··· Material to process
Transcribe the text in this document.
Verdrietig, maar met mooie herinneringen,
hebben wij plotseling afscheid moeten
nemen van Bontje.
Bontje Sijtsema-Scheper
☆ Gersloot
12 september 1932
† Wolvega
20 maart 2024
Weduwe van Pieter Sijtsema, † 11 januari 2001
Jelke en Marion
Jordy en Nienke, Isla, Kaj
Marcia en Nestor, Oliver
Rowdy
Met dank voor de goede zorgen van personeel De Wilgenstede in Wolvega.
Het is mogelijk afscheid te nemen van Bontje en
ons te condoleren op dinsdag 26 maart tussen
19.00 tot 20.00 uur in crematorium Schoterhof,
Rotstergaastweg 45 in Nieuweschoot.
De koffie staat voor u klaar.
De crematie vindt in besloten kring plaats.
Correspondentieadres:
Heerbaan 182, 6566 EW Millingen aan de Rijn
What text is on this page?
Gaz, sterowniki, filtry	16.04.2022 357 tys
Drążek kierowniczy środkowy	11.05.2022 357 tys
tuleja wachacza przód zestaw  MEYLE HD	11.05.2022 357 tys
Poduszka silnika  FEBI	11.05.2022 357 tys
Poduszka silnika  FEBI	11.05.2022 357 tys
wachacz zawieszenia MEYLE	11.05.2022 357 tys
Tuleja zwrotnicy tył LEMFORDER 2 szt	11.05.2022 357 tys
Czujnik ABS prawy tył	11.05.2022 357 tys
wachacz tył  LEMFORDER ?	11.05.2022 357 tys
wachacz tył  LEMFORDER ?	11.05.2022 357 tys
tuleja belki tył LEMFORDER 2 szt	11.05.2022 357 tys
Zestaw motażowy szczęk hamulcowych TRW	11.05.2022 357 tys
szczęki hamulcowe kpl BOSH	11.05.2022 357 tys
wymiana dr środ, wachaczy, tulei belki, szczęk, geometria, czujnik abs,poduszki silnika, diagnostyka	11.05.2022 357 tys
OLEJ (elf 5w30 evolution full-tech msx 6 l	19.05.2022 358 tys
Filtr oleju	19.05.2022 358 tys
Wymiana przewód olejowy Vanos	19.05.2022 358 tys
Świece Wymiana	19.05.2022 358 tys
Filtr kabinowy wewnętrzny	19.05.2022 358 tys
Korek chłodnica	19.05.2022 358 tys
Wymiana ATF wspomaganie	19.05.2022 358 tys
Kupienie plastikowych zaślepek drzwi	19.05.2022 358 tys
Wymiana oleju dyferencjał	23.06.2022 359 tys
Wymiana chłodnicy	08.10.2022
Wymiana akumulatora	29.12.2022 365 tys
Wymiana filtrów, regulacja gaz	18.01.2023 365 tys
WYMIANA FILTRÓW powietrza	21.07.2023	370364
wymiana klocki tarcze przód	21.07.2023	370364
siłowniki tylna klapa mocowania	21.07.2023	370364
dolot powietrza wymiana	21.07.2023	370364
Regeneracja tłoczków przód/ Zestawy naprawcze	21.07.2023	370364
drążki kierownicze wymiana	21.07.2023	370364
······
··· Material to process
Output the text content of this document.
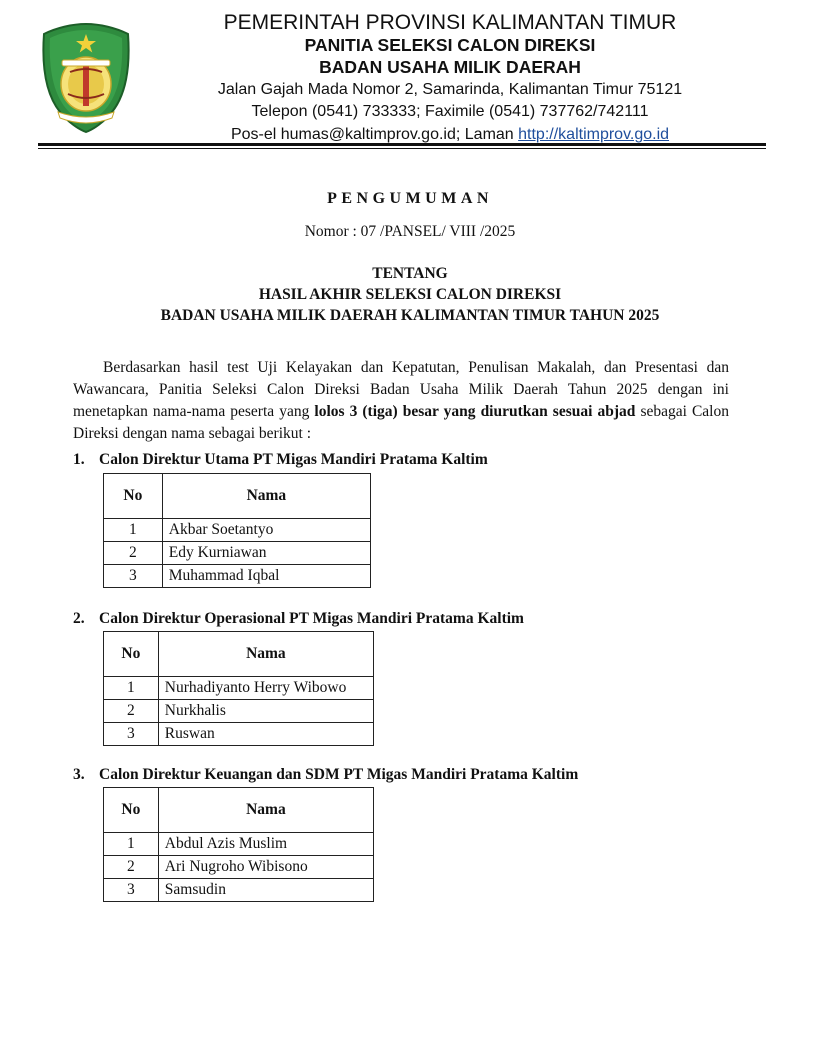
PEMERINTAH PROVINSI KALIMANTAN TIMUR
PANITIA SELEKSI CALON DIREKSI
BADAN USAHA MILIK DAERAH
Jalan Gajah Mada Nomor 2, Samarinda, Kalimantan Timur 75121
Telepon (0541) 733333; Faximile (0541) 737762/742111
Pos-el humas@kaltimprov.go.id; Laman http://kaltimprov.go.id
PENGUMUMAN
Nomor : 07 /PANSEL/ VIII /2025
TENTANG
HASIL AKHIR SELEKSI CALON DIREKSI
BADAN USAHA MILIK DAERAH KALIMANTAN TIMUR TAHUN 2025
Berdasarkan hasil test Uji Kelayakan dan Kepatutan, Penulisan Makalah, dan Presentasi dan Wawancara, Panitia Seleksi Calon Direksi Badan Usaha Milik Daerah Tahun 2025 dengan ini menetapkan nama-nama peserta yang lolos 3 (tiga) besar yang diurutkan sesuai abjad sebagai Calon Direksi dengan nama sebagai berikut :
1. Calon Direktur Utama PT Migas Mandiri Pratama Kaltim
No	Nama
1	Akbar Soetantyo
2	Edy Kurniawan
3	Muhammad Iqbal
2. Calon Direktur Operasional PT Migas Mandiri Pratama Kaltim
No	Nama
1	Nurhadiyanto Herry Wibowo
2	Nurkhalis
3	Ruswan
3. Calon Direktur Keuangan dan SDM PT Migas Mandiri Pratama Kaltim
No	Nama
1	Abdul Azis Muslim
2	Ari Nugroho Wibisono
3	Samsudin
······
**Problem requirements**
Find how many lines of the entries contain "Mandiri". Respond with the number only.

**Task output**
3